- [PROBLEM TO SOLVE] Tally the lines in the listing below that include "områder". Answer with the count and nothing more.

──────

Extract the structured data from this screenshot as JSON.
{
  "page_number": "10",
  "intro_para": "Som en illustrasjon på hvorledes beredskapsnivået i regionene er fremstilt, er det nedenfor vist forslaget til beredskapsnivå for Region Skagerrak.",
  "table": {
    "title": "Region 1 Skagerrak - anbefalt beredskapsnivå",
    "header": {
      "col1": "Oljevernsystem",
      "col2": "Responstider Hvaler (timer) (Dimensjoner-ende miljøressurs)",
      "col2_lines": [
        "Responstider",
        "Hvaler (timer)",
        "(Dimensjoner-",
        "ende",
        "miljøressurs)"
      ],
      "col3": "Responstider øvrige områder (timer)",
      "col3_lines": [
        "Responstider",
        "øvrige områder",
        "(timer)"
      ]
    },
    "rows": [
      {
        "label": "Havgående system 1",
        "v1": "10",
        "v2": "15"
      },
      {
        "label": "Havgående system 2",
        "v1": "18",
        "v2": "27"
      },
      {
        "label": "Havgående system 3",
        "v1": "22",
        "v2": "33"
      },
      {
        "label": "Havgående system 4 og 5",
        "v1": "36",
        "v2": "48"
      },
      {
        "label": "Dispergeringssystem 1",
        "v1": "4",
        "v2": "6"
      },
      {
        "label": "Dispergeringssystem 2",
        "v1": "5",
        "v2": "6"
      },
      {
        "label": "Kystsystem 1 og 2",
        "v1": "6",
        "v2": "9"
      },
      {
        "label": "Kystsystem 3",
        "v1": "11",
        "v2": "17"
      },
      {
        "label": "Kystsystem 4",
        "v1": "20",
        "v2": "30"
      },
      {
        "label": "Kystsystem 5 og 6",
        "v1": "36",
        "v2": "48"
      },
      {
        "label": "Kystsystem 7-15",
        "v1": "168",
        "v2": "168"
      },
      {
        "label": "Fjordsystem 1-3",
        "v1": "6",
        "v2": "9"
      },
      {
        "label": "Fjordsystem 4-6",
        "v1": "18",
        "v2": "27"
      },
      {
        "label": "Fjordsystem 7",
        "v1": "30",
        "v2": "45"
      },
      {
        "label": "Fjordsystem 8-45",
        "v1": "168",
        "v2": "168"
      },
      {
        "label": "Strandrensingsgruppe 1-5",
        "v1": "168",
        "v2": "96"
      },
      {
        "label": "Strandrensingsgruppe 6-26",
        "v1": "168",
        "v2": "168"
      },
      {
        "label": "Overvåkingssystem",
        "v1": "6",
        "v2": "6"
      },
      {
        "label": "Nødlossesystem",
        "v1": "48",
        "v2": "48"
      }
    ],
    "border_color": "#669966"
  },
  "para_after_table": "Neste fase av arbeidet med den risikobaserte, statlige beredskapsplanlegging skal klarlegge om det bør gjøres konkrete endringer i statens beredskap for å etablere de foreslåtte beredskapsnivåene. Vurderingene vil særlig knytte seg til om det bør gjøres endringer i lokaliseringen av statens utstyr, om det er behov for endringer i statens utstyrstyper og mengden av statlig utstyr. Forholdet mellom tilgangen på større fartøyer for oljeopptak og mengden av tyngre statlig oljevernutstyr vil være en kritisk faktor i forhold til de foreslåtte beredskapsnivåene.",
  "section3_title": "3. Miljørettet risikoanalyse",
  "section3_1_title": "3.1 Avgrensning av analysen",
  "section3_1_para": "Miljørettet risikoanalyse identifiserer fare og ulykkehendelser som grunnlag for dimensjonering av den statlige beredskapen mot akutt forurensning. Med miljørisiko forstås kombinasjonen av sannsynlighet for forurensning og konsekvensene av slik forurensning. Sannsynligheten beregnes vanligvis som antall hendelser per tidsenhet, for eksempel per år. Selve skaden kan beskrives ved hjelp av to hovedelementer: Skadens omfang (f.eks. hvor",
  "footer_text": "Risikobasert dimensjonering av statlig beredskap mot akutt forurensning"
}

──────

- [FINISHED EXERCISE] 2